• [ENTRIES]

==============================

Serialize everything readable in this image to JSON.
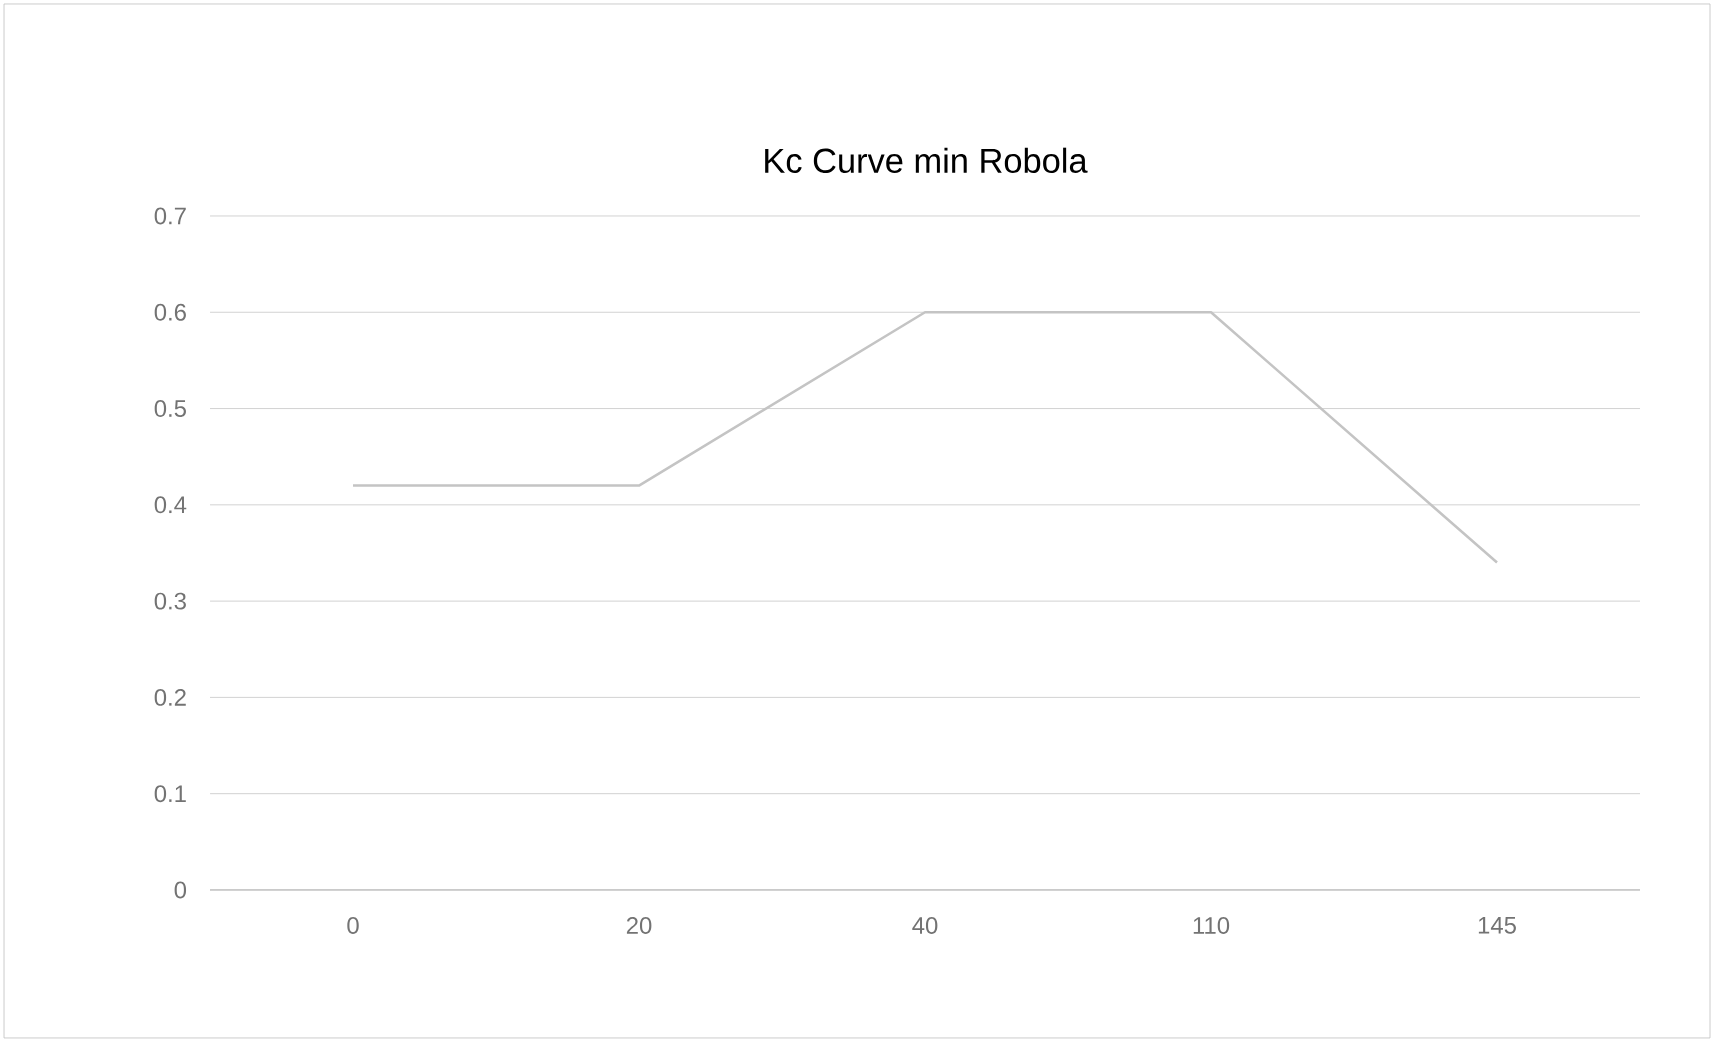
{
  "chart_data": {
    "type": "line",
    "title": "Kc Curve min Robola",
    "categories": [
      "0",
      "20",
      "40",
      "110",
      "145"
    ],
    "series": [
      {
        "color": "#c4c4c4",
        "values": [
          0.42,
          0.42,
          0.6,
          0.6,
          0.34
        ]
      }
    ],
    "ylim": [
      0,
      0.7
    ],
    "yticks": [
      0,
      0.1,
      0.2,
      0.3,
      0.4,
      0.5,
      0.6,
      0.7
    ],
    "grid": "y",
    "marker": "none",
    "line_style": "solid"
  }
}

==============================

• [AIM] Repeat the records in full, exactly as they appear, without the pictures.

• [IN RESPONSE]
Serialize everything readable in this image to JSON.
{
  "chart_data": {
    "type": "line",
    "title": "Kc Curve min Robola",
    "categories": [
      "0",
      "20",
      "40",
      "110",
      "145"
    ],
    "series": [
      {
        "color": "#c4c4c4",
        "values": [
          0.42,
          0.42,
          0.6,
          0.6,
          0.34
        ]
      }
    ],
    "ylim": [
      0,
      0.7
    ],
    "yticks": [
      0,
      0.1,
      0.2,
      0.3,
      0.4,
      0.5,
      0.6,
      0.7
    ],
    "grid": "y",
    "marker": "none",
    "line_style": "solid"
  }
}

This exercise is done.